▶ CONSIGNE: Traduisez en anglais la phrase suivante du texte sur le but de Loko : « Le stade de la Beaujoire rugit de plaisir tandis que les joueurs nantais se congratulent. »

Alors Loko frappe la balle, comme elle vient, de l'extérieur du pied droit. La trajectoire sublime, partie de cette touche de Cauet, illuminée par le pied gauche de Pedros et parachevée par l’extérieur de Loko, se termine dans la lucarne parisienne. "C’est fa-bu-leux", s’exclame le commentateur TV. Le stade de la Beaujoire rugit de plaisir tandis que les joueurs nantais se congratulent. Bernard Lama, le gardien parisien, n'a plus qu'à aller chercher au fond de sa cage un ballon enfin rendu aux lois de l'attraction terrestre. C'était au cœur du mois d'août 1994. Le vendredi 19, une belle soirée d'été, rafraîchie par une averse dans l’après-midi. Nantes-PSG, cinquième journée du championnat de France. Score final : 1-0, but de Loko à la 18e minute.

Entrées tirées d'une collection
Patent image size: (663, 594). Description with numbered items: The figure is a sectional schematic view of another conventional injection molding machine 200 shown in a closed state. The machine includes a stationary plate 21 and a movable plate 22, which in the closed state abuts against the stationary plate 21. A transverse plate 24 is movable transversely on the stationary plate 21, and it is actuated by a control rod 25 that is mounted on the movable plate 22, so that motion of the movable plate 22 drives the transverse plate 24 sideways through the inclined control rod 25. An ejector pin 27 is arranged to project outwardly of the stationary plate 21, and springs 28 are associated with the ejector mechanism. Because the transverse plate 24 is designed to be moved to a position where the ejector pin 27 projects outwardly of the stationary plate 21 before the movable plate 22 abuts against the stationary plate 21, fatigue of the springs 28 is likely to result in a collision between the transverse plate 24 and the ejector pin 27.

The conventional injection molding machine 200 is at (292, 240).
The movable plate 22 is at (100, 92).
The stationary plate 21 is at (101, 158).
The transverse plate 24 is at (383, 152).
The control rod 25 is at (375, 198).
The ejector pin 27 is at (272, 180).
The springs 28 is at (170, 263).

▶ RÉPONSE: The Beaujoire stadium roars with pleasure while the Nantes players congratulate one another.